>> begin GIVEN RECORDS
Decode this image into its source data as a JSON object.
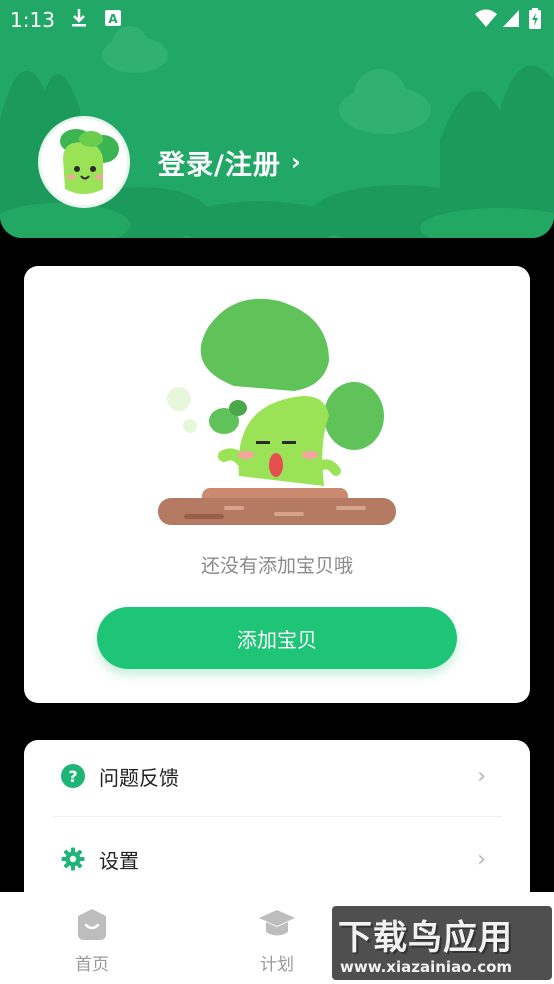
{
  "status_bar": {
    "time": "1:13",
    "icons": [
      "download-icon",
      "a-notification-icon",
      "wifi-icon",
      "signal-icon",
      "battery-icon"
    ]
  },
  "header": {
    "login_label": "登录/注册",
    "chevron": "›"
  },
  "empty_state": {
    "message": "还没有添加宝贝哦",
    "add_button_label": "添加宝贝"
  },
  "menu": {
    "items": [
      {
        "label": "问题反馈",
        "icon": "help-circle-icon",
        "chevron": "›"
      },
      {
        "label": "设置",
        "icon": "gear-icon",
        "chevron": "›"
      }
    ]
  },
  "tabbar": {
    "items": [
      {
        "label": "首页",
        "icon": "home-face-icon"
      },
      {
        "label": "计划",
        "icon": "graduation-cap-icon"
      }
    ]
  },
  "watermark": {
    "title": "下载鸟应用",
    "url": "www.xiazainiao.com"
  },
  "colors": {
    "brand_green": "#21a866",
    "button_green": "#1ec577",
    "leaf_green": "#5fc35a"
  }
}
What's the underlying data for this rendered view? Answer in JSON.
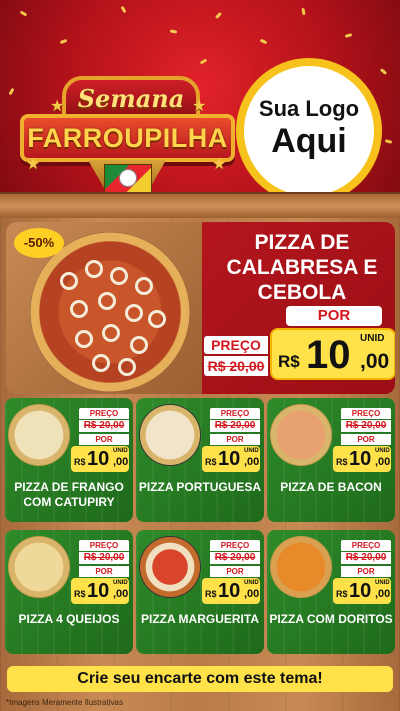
{
  "colors": {
    "red": "#c11a22",
    "green": "#2f8b2a",
    "yellow": "#ffe24a",
    "gold": "#f6c21b"
  },
  "header": {
    "title_top": "Semana",
    "title_main": "FARROUPILHA",
    "logo_line1": "Sua Logo",
    "logo_line2": "Aqui"
  },
  "featured": {
    "discount": "-50%",
    "name": "PIZZA DE CALABRESA E CEBOLA",
    "price_label": "PREÇO",
    "old_price": "R$ 20,00",
    "por_label": "POR",
    "currency": "R$",
    "price_int": "10",
    "price_dec": ",00",
    "unit": "UNID"
  },
  "products": [
    {
      "name": "PIZZA DE FRANGO COM CATUPIRY",
      "price_label": "PREÇO",
      "old_price": "R$ 20,00",
      "por_label": "POR",
      "currency": "R$",
      "price_int": "10",
      "price_dec": ",00",
      "unit": "UNID"
    },
    {
      "name": "PIZZA PORTUGUESA",
      "price_label": "PREÇO",
      "old_price": "R$ 20,00",
      "por_label": "POR",
      "currency": "R$",
      "price_int": "10",
      "price_dec": ",00",
      "unit": "UNID"
    },
    {
      "name": "PIZZA DE BACON",
      "price_label": "PREÇO",
      "old_price": "R$ 20,00",
      "por_label": "POR",
      "currency": "R$",
      "price_int": "10",
      "price_dec": ",00",
      "unit": "UNID"
    },
    {
      "name": "PIZZA 4 QUEIJOS",
      "price_label": "PREÇO",
      "old_price": "R$ 20,00",
      "por_label": "POR",
      "currency": "R$",
      "price_int": "10",
      "price_dec": ",00",
      "unit": "UNID"
    },
    {
      "name": "PIZZA MARGUERITA",
      "price_label": "PREÇO",
      "old_price": "R$ 20,00",
      "por_label": "POR",
      "currency": "R$",
      "price_int": "10",
      "price_dec": ",00",
      "unit": "UNID"
    },
    {
      "name": "PIZZA COM DORITOS",
      "price_label": "PREÇO",
      "old_price": "R$ 20,00",
      "por_label": "POR",
      "currency": "R$",
      "price_int": "10",
      "price_dec": ",00",
      "unit": "UNID"
    }
  ],
  "cta": "Crie seu encarte com este tema!",
  "footnote": "*Imagens Meramente Ilustrativas"
}
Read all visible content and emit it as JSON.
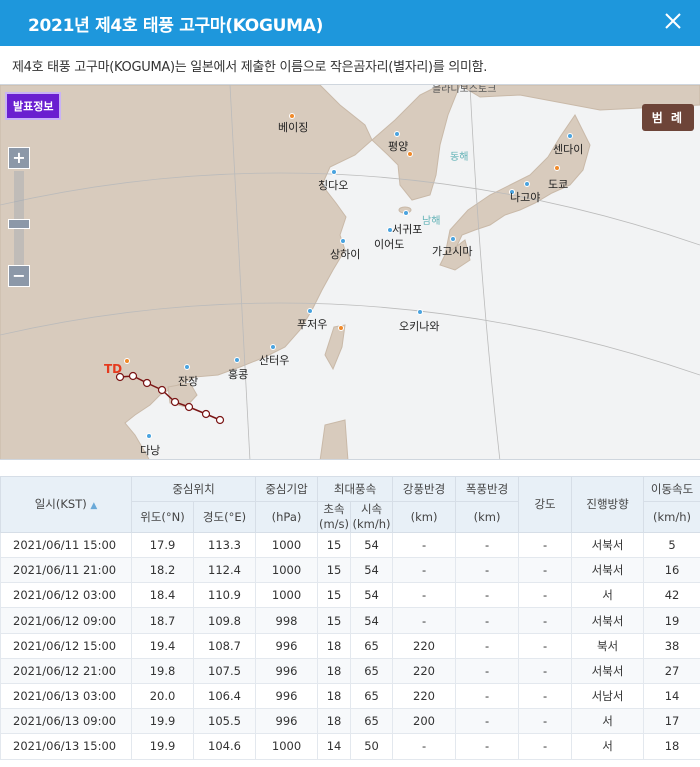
{
  "header": {
    "title": "2021년 제4호 태풍 고구마(KOGUMA)"
  },
  "description": "제4호 태풍 고구마(KOGUMA)는 일본에서 제출한 이름으로 작은곰자리(별자리)를 의미함.",
  "map": {
    "info_button": "발표정보",
    "legend_button": "범 례",
    "zoom_in": "+",
    "zoom_out": "−",
    "track_label": "TD",
    "cities": [
      "베이징",
      "평양",
      "동해",
      "센다이",
      "칭다오",
      "도쿄",
      "나고야",
      "남해",
      "서귀포",
      "이어도",
      "상하이",
      "가고시마",
      "푸저우",
      "오키나와",
      "산터우",
      "홍콩",
      "잔장",
      "다낭"
    ],
    "top_label": "블라디보스토크",
    "colors": {
      "track": "#7a1515",
      "label": "#e53a1e",
      "land": "#d8cbbd",
      "sea": "#f2f3f4"
    }
  },
  "table": {
    "headers": {
      "datetime": "일시(KST)",
      "center": "중심위치",
      "lat": "위도(°N)",
      "lon": "경도(°E)",
      "pressure": "중심기압",
      "pressure_unit": "(hPa)",
      "maxwind": "최대풍속",
      "ms": "초속",
      "ms_unit": "(m/s)",
      "kmh": "시속",
      "kmh_unit": "(km/h)",
      "strong": "강풍반경",
      "strong_unit": "(km)",
      "storm": "폭풍반경",
      "storm_unit": "(km)",
      "intensity": "강도",
      "direction": "진행방향",
      "speed": "이동속도",
      "speed_unit": "(km/h)"
    },
    "rows": [
      [
        "2021/06/11 15:00",
        "17.9",
        "113.3",
        "1000",
        "15",
        "54",
        "-",
        "-",
        "-",
        "서북서",
        "5"
      ],
      [
        "2021/06/11 21:00",
        "18.2",
        "112.4",
        "1000",
        "15",
        "54",
        "-",
        "-",
        "-",
        "서북서",
        "16"
      ],
      [
        "2021/06/12 03:00",
        "18.4",
        "110.9",
        "1000",
        "15",
        "54",
        "-",
        "-",
        "-",
        "서",
        "42"
      ],
      [
        "2021/06/12 09:00",
        "18.7",
        "109.8",
        "998",
        "15",
        "54",
        "-",
        "-",
        "-",
        "서북서",
        "19"
      ],
      [
        "2021/06/12 15:00",
        "19.4",
        "108.7",
        "996",
        "18",
        "65",
        "220",
        "-",
        "-",
        "북서",
        "38"
      ],
      [
        "2021/06/12 21:00",
        "19.8",
        "107.5",
        "996",
        "18",
        "65",
        "220",
        "-",
        "-",
        "서북서",
        "27"
      ],
      [
        "2021/06/13 03:00",
        "20.0",
        "106.4",
        "996",
        "18",
        "65",
        "220",
        "-",
        "-",
        "서남서",
        "14"
      ],
      [
        "2021/06/13 09:00",
        "19.9",
        "105.5",
        "996",
        "18",
        "65",
        "200",
        "-",
        "-",
        "서",
        "17"
      ],
      [
        "2021/06/13 15:00",
        "19.9",
        "104.6",
        "1000",
        "14",
        "50",
        "-",
        "-",
        "-",
        "서",
        "18"
      ]
    ]
  }
}
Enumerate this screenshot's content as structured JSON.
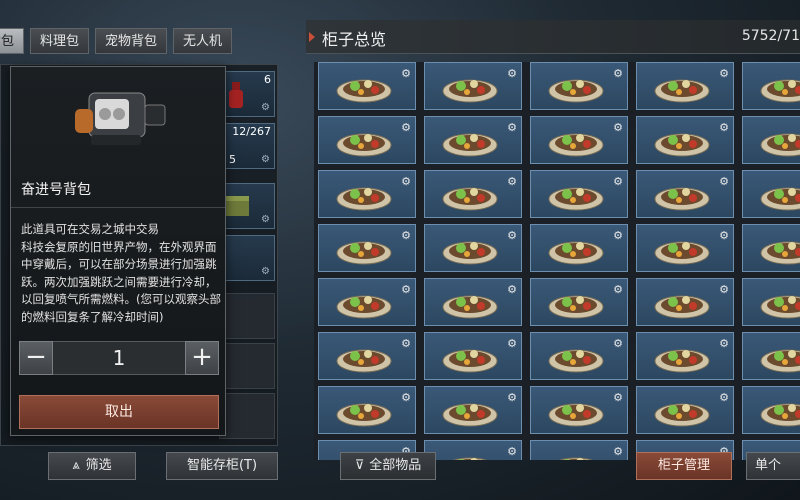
>> end GIVEN RECORDS
**REQUIRED WORK**
Excluding the pictures, reproduce every entry exactly as given.

**WRITTEN RESPONSE**
Decode this image into its source data as a JSON object.
{
  "status_bar": {
    "time": "1:13",
    "icons": [
      "download-icon",
      "a-notification-icon",
      "wifi-icon",
      "signal-icon",
      "battery-icon"
    ]
  },
  "header": {
    "login_label": "登录/注册",
    "chevron": "›"
  },
  "empty_state": {
    "message": "还没有添加宝贝哦",
    "add_button_label": "添加宝贝"
  },
  "menu": {
    "items": [
      {
        "label": "问题反馈",
        "icon": "help-circle-icon",
        "chevron": "›"
      },
      {
        "label": "设置",
        "icon": "gear-icon",
        "chevron": "›"
      }
    ]
  },
  "tabbar": {
    "items": [
      {
        "label": "首页",
        "icon": "home-face-icon"
      },
      {
        "label": "计划",
        "icon": "graduation-cap-icon"
      }
    ]
  },
  "watermark": {
    "title": "下载鸟应用",
    "url": "www.xiazainiao.com"
  },
  "colors": {
    "brand_green": "#21a866",
    "button_green": "#1ec577",
    "leaf_green": "#5fc35a"
  }
}
What's the underlying data for this rendered view? Answer in JSON.
{
  "colors": {
    "red": "#c11a22",
    "green": "#2f8b2a",
    "yellow": "#ffe24a",
    "gold": "#f6c21b"
  },
  "header": {
    "title_top": "Semana",
    "title_main": "FARROUPILHA",
    "logo_line1": "Sua Logo",
    "logo_line2": "Aqui"
  },
  "featured": {
    "discount": "-50%",
    "name": "PIZZA DE CALABRESA E CEBOLA",
    "price_label": "PREÇO",
    "old_price": "R$ 20,00",
    "por_label": "POR",
    "currency": "R$",
    "price_int": "10",
    "price_dec": ",00",
    "unit": "UNID"
  },
  "products": [
    {
      "name": "PIZZA DE FRANGO COM CATUPIRY",
      "price_label": "PREÇO",
      "old_price": "R$ 20,00",
      "por_label": "POR",
      "currency": "R$",
      "price_int": "10",
      "price_dec": ",00",
      "unit": "UNID"
    },
    {
      "name": "PIZZA PORTUGUESA",
      "price_label": "PREÇO",
      "old_price": "R$ 20,00",
      "por_label": "POR",
      "currency": "R$",
      "price_int": "10",
      "price_dec": ",00",
      "unit": "UNID"
    },
    {
      "name": "PIZZA DE BACON",
      "price_label": "PREÇO",
      "old_price": "R$ 20,00",
      "por_label": "POR",
      "currency": "R$",
      "price_int": "10",
      "price_dec": ",00",
      "unit": "UNID"
    },
    {
      "name": "PIZZA 4 QUEIJOS",
      "price_label": "PREÇO",
      "old_price": "R$ 20,00",
      "por_label": "POR",
      "currency": "R$",
      "price_int": "10",
      "price_dec": ",00",
      "unit": "UNID"
    },
    {
      "name": "PIZZA MARGUERITA",
      "price_label": "PREÇO",
      "old_price": "R$ 20,00",
      "por_label": "POR",
      "currency": "R$",
      "price_int": "10",
      "price_dec": ",00",
      "unit": "UNID"
    },
    {
      "name": "PIZZA COM DORITOS",
      "price_label": "PREÇO",
      "old_price": "R$ 20,00",
      "por_label": "POR",
      "currency": "R$",
      "price_int": "10",
      "price_dec": ",00",
      "unit": "UNID"
    }
  ],
  "cta": "Crie seu encarte com este tema!",
  "footnote": "*Imagens Meramente Ilustrativas"
}
Read all visible content and emit it as JSON.
{
  "header": {
    "title": "2021년 제4호 태풍 고구마(KOGUMA)"
  },
  "description": "제4호 태풍 고구마(KOGUMA)는 일본에서 제출한 이름으로 작은곰자리(별자리)를 의미함.",
  "map": {
    "info_button": "발표정보",
    "legend_button": "범 례",
    "zoom_in": "+",
    "zoom_out": "−",
    "track_label": "TD",
    "cities": [
      "베이징",
      "평양",
      "동해",
      "센다이",
      "칭다오",
      "도쿄",
      "나고야",
      "남해",
      "서귀포",
      "이어도",
      "상하이",
      "가고시마",
      "푸저우",
      "오키나와",
      "산터우",
      "홍콩",
      "잔장",
      "다낭"
    ],
    "top_label": "블라디보스토크",
    "colors": {
      "track": "#7a1515",
      "label": "#e53a1e",
      "land": "#d8cbbd",
      "sea": "#f2f3f4"
    }
  },
  "table": {
    "headers": {
      "datetime": "일시(KST)",
      "center": "중심위치",
      "lat": "위도(°N)",
      "lon": "경도(°E)",
      "pressure": "중심기압",
      "pressure_unit": "(hPa)",
      "maxwind": "최대풍속",
      "ms": "초속",
      "ms_unit": "(m/s)",
      "kmh": "시속",
      "kmh_unit": "(km/h)",
      "strong": "강풍반경",
      "strong_unit": "(km)",
      "storm": "폭풍반경",
      "storm_unit": "(km)",
      "intensity": "강도",
      "direction": "진행방향",
      "speed": "이동속도",
      "speed_unit": "(km/h)"
    },
    "rows": [
      [
        "2021/06/11 15:00",
        "17.9",
        "113.3",
        "1000",
        "15",
        "54",
        "-",
        "-",
        "-",
        "서북서",
        "5"
      ],
      [
        "2021/06/11 21:00",
        "18.2",
        "112.4",
        "1000",
        "15",
        "54",
        "-",
        "-",
        "-",
        "서북서",
        "16"
      ],
      [
        "2021/06/12 03:00",
        "18.4",
        "110.9",
        "1000",
        "15",
        "54",
        "-",
        "-",
        "-",
        "서",
        "42"
      ],
      [
        "2021/06/12 09:00",
        "18.7",
        "109.8",
        "998",
        "15",
        "54",
        "-",
        "-",
        "-",
        "서북서",
        "19"
      ],
      [
        "2021/06/12 15:00",
        "19.4",
        "108.7",
        "996",
        "18",
        "65",
        "220",
        "-",
        "-",
        "북서",
        "38"
      ],
      [
        "2021/06/12 21:00",
        "19.8",
        "107.5",
        "996",
        "18",
        "65",
        "220",
        "-",
        "-",
        "서북서",
        "27"
      ],
      [
        "2021/06/13 03:00",
        "20.0",
        "106.4",
        "996",
        "18",
        "65",
        "220",
        "-",
        "-",
        "서남서",
        "14"
      ],
      [
        "2021/06/13 09:00",
        "19.9",
        "105.5",
        "996",
        "18",
        "65",
        "200",
        "-",
        "-",
        "서",
        "17"
      ],
      [
        "2021/06/13 15:00",
        "19.9",
        "104.6",
        "1000",
        "14",
        "50",
        "-",
        "-",
        "-",
        "서",
        "18"
      ]
    ]
  }
}
Enumerate this screenshot's content as structured JSON.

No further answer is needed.